───── DATASET RECORDS ─────

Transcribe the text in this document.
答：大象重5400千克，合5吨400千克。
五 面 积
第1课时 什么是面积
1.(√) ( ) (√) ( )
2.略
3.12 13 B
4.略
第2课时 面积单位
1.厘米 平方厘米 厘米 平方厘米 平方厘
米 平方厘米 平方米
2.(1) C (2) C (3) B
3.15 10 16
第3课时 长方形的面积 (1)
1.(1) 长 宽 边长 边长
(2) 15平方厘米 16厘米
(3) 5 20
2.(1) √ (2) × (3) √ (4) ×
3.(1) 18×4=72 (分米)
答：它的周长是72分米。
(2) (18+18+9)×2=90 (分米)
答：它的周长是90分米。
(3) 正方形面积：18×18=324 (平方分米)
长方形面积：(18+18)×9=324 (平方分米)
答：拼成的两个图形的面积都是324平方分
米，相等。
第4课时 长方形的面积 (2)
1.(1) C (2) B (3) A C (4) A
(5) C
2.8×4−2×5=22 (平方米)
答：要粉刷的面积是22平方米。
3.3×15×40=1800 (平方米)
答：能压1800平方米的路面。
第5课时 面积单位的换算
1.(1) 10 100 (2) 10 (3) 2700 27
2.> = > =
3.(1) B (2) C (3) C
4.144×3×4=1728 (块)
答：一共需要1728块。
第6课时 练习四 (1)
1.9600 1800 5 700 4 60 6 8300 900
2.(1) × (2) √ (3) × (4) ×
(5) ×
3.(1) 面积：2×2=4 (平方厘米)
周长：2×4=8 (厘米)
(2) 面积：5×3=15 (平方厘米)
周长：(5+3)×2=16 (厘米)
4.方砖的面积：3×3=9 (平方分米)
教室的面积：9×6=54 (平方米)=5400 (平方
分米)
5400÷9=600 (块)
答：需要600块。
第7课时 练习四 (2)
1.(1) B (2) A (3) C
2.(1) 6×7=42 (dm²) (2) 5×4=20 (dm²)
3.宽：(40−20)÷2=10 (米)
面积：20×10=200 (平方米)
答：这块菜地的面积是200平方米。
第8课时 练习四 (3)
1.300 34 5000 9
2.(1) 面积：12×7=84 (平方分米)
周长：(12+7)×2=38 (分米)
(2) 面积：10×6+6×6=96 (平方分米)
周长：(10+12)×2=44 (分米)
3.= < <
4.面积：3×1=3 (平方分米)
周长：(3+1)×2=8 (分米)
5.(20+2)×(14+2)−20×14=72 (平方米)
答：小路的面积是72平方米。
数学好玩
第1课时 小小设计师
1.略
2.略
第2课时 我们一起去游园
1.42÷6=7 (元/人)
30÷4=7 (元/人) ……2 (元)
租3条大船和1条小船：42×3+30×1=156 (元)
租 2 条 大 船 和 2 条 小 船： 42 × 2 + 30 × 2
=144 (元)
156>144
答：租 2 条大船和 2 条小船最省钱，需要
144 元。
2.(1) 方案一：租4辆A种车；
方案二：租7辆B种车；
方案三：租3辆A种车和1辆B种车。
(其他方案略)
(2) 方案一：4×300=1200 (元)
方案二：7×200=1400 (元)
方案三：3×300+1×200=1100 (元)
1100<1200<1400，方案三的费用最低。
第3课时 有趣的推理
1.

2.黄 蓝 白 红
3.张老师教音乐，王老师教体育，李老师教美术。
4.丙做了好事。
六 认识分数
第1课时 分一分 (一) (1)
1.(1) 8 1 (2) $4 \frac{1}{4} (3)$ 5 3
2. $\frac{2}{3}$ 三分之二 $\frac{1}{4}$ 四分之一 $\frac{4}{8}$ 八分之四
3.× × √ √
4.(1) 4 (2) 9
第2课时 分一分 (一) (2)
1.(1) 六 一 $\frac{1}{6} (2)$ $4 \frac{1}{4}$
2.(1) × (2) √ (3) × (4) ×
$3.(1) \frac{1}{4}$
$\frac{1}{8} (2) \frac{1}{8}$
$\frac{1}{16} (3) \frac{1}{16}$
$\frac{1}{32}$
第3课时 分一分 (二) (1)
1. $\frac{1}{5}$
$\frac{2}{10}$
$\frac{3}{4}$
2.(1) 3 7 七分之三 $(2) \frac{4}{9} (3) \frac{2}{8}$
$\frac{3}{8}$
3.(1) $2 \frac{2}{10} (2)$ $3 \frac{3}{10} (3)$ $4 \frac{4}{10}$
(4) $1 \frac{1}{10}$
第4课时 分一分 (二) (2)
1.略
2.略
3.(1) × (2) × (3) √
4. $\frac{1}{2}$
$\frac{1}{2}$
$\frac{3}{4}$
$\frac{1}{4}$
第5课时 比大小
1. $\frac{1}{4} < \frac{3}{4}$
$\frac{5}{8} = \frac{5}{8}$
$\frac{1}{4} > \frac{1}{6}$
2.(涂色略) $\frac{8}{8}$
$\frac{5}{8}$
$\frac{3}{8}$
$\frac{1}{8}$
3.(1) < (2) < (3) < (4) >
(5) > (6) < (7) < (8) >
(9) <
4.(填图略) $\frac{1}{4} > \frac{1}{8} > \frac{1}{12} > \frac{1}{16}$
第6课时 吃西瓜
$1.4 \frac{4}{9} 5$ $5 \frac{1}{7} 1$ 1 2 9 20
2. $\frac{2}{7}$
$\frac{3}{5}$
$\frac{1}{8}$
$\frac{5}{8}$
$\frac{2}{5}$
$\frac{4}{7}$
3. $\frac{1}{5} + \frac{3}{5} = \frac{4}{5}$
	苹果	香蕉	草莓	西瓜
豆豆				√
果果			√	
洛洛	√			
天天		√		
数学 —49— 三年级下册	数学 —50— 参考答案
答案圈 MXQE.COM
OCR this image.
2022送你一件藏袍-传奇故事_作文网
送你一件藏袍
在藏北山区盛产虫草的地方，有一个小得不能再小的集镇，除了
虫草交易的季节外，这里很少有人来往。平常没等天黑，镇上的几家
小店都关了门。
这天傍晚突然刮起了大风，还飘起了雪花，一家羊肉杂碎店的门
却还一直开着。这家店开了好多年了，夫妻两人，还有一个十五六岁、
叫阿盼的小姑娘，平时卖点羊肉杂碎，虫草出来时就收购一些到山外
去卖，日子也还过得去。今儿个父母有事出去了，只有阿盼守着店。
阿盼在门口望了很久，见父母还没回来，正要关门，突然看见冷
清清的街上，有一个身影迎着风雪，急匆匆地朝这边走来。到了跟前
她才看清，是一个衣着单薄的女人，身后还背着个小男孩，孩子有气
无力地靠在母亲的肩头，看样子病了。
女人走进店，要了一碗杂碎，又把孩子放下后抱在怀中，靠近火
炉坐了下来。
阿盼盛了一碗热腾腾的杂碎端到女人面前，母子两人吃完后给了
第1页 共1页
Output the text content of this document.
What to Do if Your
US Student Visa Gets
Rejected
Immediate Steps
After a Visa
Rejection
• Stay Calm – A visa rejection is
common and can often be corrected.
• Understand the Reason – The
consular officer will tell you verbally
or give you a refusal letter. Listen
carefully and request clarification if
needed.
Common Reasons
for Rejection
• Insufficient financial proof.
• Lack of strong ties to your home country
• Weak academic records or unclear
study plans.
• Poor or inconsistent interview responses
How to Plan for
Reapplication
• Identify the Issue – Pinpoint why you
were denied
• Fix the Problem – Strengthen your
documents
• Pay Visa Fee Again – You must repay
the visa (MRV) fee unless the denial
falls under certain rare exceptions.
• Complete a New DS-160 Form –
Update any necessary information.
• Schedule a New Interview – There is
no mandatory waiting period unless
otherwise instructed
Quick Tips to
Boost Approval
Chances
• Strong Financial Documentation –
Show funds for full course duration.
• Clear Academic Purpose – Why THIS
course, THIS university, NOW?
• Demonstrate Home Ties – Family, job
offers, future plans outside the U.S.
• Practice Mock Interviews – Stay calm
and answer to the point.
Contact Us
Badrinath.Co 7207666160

─────

DIRECTIVE: Return the entries in full, keeping every line exactly as it is.

REPLY TO THE EXERCISE:
Transcribe the text in this document.
答：大象重5400千克，合5吨400千克。
五 面 积
第1课时 什么是面积
1.(√) ( ) (√) ( )
2.略
3.12 13 B
4.略
第2课时 面积单位
1.厘米 平方厘米 厘米 平方厘米 平方厘
米 平方厘米 平方米
2.(1) C (2) C (3) B
3.15 10 16
第3课时 长方形的面积 (1)
1.(1) 长 宽 边长 边长
(2) 15平方厘米 16厘米
(3) 5 20
2.(1) √ (2) × (3) √ (4) ×
3.(1) 18×4=72 (分米)
答：它的周长是72分米。
(2) (18+18+9)×2=90 (分米)
答：它的周长是90分米。
(3) 正方形面积：18×18=324 (平方分米)
长方形面积：(18+18)×9=324 (平方分米)
答：拼成的两个图形的面积都是324平方分
米，相等。
第4课时 长方形的面积 (2)
1.(1) C (2) B (3) A C (4) A
(5) C
2.8×4−2×5=22 (平方米)
答：要粉刷的面积是22平方米。
3.3×15×40=1800 (平方米)
答：能压1800平方米的路面。
第5课时 面积单位的换算
1.(1) 10 100 (2) 10 (3) 2700 27
2.> = > =
3.(1) B (2) C (3) C
4.144×3×4=1728 (块)
答：一共需要1728块。
第6课时 练习四 (1)
1.9600 1800 5 700 4 60 6 8300 900
2.(1) × (2) √ (3) × (4) ×
(5) ×
3.(1) 面积：2×2=4 (平方厘米)
周长：2×4=8 (厘米)
(2) 面积：5×3=15 (平方厘米)
周长：(5+3)×2=16 (厘米)
4.方砖的面积：3×3=9 (平方分米)
教室的面积：9×6=54 (平方米)=5400 (平方
分米)
5400÷9=600 (块)
答：需要600块。
第7课时 练习四 (2)
1.(1) B (2) A (3) C
2.(1) 6×7=42 (dm²) (2) 5×4=20 (dm²)
3.宽：(40−20)÷2=10 (米)
面积：20×10=200 (平方米)
答：这块菜地的面积是200平方米。
第8课时 练习四 (3)
1.300 34 5000 9
2.(1) 面积：12×7=84 (平方分米)
周长：(12+7)×2=38 (分米)
(2) 面积：10×6+6×6=96 (平方分米)
周长：(10+12)×2=44 (分米)
3.= < <
4.面积：3×1=3 (平方分米)
周长：(3+1)×2=8 (分米)
5.(20+2)×(14+2)−20×14=72 (平方米)
答：小路的面积是72平方米。
数学好玩
第1课时 小小设计师
1.略
2.略
第2课时 我们一起去游园
1.42÷6=7 (元/人)
30÷4=7 (元/人) ……2 (元)
租3条大船和1条小船：42×3+30×1=156 (元)
租 2 条 大 船 和 2 条 小 船： 42 × 2 + 30 × 2
=144 (元)
156>144
答：租 2 条大船和 2 条小船最省钱，需要
144 元。
2.(1) 方案一：租4辆A种车；
方案二：租7辆B种车；
方案三：租3辆A种车和1辆B种车。
(其他方案略)
(2) 方案一：4×300=1200 (元)
方案二：7×200=1400 (元)
方案三：3×300+1×200=1100 (元)
1100<1200<1400，方案三的费用最低。
第3课时 有趣的推理
1.

2.黄 蓝 白 红
3.张老师教音乐，王老师教体育，李老师教美术。
4.丙做了好事。
六 认识分数
第1课时 分一分 (一) (1)
1.(1) 8 1 (2) $4 \frac{1}{4} (3)$ 5 3
2. $\frac{2}{3}$ 三分之二 $\frac{1}{4}$ 四分之一 $\frac{4}{8}$ 八分之四
3.× × √ √
4.(1) 4 (2) 9
第2课时 分一分 (一) (2)
1.(1) 六 一 $\frac{1}{6} (2)$ $4 \frac{1}{4}$
2.(1) × (2) √ (3) × (4) ×
$3.(1) \frac{1}{4}$
$\frac{1}{8} (2) \frac{1}{8}$
$\frac{1}{16} (3) \frac{1}{16}$
$\frac{1}{32}$
第3课时 分一分 (二) (1)
1. $\frac{1}{5}$
$\frac{2}{10}$
$\frac{3}{4}$
2.(1) 3 7 七分之三 $(2) \frac{4}{9} (3) \frac{2}{8}$
$\frac{3}{8}$
3.(1) $2 \frac{2}{10} (2)$ $3 \frac{3}{10} (3)$ $4 \frac{4}{10}$
(4) $1 \frac{1}{10}$
第4课时 分一分 (二) (2)
1.略
2.略
3.(1) × (2) × (3) √
4. $\frac{1}{2}$
$\frac{1}{2}$
$\frac{3}{4}$
$\frac{1}{4}$
第5课时 比大小
1. $\frac{1}{4} < \frac{3}{4}$
$\frac{5}{8} = \frac{5}{8}$
$\frac{1}{4} > \frac{1}{6}$
2.(涂色略) $\frac{8}{8}$
$\frac{5}{8}$
$\frac{3}{8}$
$\frac{1}{8}$
3.(1) < (2) < (3) < (4) >
(5) > (6) < (7) < (8) >
(9) <
4.(填图略) $\frac{1}{4} > \frac{1}{8} > \frac{1}{12} > \frac{1}{16}$
第6课时 吃西瓜
$1.4 \frac{4}{9} 5$ $5 \frac{1}{7} 1$ 1 2 9 20
2. $\frac{2}{7}$
$\frac{3}{5}$
$\frac{1}{8}$
$\frac{5}{8}$
$\frac{2}{5}$
$\frac{4}{7}$
3. $\frac{1}{5} + \frac{3}{5} = \frac{4}{5}$
	苹果	香蕉	草莓	西瓜
豆豆				√
果果			√	
洛洛	√			
天天		√		
数学 —49— 三年级下册	数学 —50— 参考答案
答案圈 MXQE.COM
OCR this image.
2022送你一件藏袍-传奇故事_作文网
送你一件藏袍
在藏北山区盛产虫草的地方，有一个小得不能再小的集镇，除了
虫草交易的季节外，这里很少有人来往。平常没等天黑，镇上的几家
小店都关了门。
这天傍晚突然刮起了大风，还飘起了雪花，一家羊肉杂碎店的门
却还一直开着。这家店开了好多年了，夫妻两人，还有一个十五六岁、
叫阿盼的小姑娘，平时卖点羊肉杂碎，虫草出来时就收购一些到山外
去卖，日子也还过得去。今儿个父母有事出去了，只有阿盼守着店。
阿盼在门口望了很久，见父母还没回来，正要关门，突然看见冷
清清的街上，有一个身影迎着风雪，急匆匆地朝这边走来。到了跟前
她才看清，是一个衣着单薄的女人，身后还背着个小男孩，孩子有气
无力地靠在母亲的肩头，看样子病了。
女人走进店，要了一碗杂碎，又把孩子放下后抱在怀中，靠近火
炉坐了下来。
阿盼盛了一碗热腾腾的杂碎端到女人面前，母子两人吃完后给了
第1页 共1页
Output the text content of this document.
What to Do if Your
US Student Visa Gets
Rejected
Immediate Steps
After a Visa
Rejection
• Stay Calm – A visa rejection is
common and can often be corrected.
• Understand the Reason – The
consular officer will tell you verbally
or give you a refusal letter. Listen
carefully and request clarification if
needed.
Common Reasons
for Rejection
• Insufficient financial proof.
• Lack of strong ties to your home country
• Weak academic records or unclear
study plans.
• Poor or inconsistent interview responses
How to Plan for
Reapplication
• Identify the Issue – Pinpoint why you
were denied
• Fix the Problem – Strengthen your
documents
• Pay Visa Fee Again – You must repay
the visa (MRV) fee unless the denial
falls under certain rare exceptions.
• Complete a New DS-160 Form –
Update any necessary information.
• Schedule a New Interview – There is
no mandatory waiting period unless
otherwise instructed
Quick Tips to
Boost Approval
Chances
• Strong Financial Documentation –
Show funds for full course duration.
• Clear Academic Purpose – Why THIS
course, THIS university, NOW?
• Demonstrate Home Ties – Family, job
offers, future plans outside the U.S.
• Practice Mock Interviews – Stay calm
and answer to the point.
Contact Us
Badrinath.Co 7207666160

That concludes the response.